[EXCERTO A LER]
Podia ficar por aqui, e sobre as eleições intercalares americanas nada mais acrescento por hoje. Mas como vamos de fim-de-semana queria recomendar-vos um texto interessante e surpreendente, da The Atlantic: The Real Lesson of My Debate With Steve Bannon, de David Frum. O que se passou é que aquele colunista aceitou debater com o estratega da campanha de Trump num encontro em Toronto, este foi objecto de vários boicotes mas acabou por se realizar, o debate foi vivo e o resultado final digamos que surpreendente, mas não vou antecipá-lo. Vale a pena ler a descrição e a defesa que David Frum faz do debate aberto de ideias: “Integral to the liberal project, again in the broad sense of the word liberal, is confidence in the power of reason. Words and arguments can overbear ignorance and prejudice. Over the long term, words and arguments can even overcome oppression and violence. That’s why liberals in the broad sense are so uniquely horrified by official lying: How can reason prevail unless words connect to reality? How can we argue against people who will spread fictions, if serviceable to them, without a qualm? Illiberals and anti-liberals, on the other hand, appreciate the dark energy of human irrationality—not merely as a fact of our nature to be negotiated, but as a potent political resource. People do not think; they feel. They do not believe what is true; they regard as true that which they wish to believe. A lie that affirms us will gain more credence than a truth that challenges us.”

[OBJETIVO DA TAREFA] Resume o excerto em duas frases.

[LISTAGEM]
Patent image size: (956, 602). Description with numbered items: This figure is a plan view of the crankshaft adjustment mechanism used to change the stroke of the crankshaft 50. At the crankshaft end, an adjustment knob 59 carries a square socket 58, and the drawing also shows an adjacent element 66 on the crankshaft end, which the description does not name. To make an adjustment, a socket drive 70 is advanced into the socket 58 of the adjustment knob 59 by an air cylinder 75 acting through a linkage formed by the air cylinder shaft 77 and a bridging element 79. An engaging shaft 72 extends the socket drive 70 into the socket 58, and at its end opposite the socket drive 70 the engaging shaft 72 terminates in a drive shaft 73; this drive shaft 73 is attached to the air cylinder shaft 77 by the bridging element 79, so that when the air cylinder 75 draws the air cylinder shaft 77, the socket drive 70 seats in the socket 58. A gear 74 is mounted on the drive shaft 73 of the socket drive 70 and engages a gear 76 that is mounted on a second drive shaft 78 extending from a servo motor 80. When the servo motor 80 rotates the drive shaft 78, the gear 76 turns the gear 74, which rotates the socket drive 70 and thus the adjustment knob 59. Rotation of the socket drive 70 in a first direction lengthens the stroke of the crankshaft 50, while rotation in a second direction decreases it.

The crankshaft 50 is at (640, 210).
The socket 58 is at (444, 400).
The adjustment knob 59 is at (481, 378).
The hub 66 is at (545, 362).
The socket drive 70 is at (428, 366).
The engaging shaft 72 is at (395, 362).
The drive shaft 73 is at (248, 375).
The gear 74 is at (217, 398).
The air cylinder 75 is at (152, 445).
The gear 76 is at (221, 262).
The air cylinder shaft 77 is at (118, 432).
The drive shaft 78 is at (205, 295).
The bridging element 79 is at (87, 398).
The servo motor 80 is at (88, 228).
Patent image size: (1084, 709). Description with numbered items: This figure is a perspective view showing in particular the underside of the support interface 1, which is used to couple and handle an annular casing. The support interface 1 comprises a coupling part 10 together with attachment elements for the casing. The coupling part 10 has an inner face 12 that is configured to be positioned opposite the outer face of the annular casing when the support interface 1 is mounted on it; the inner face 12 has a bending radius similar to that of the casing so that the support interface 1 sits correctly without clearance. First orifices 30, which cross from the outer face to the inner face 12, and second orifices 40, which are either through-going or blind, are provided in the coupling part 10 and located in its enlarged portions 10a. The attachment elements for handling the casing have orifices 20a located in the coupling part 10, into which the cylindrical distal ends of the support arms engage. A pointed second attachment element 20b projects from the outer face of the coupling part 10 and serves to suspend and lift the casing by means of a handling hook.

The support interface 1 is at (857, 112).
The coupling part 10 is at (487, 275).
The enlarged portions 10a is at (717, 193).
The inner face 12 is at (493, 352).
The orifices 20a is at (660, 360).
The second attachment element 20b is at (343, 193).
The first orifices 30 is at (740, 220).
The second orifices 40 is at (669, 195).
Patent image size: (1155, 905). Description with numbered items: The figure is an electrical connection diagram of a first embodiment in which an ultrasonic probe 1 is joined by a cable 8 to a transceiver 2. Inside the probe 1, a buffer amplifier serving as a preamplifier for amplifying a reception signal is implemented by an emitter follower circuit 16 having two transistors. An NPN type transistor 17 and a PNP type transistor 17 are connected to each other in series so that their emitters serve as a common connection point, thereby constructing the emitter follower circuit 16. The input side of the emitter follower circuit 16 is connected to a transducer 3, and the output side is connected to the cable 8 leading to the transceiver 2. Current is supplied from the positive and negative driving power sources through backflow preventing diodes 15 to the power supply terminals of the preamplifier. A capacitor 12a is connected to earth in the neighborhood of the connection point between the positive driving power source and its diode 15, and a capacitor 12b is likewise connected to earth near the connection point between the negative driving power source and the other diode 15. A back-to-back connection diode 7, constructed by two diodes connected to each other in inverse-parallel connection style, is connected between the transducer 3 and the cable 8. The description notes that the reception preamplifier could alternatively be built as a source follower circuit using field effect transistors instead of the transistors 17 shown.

[RESPOSTA À TAREFA] O excerto recomenda, para o fim de semana, um texto da The Atlantic em que David Frum relata o debate que teve com Steve Bannon num encontro em Toronto, que foi objeto de vários boicotes mas acabou por se realizar, com um debate vivo e um resultado final surpreendente. Cita-se ainda a defesa que Frum faz do debate aberto de ideias, assente na confiança liberal no poder da razão, por oposição aos iliberais, que veem na irracionalidade humana um poderoso recurso político.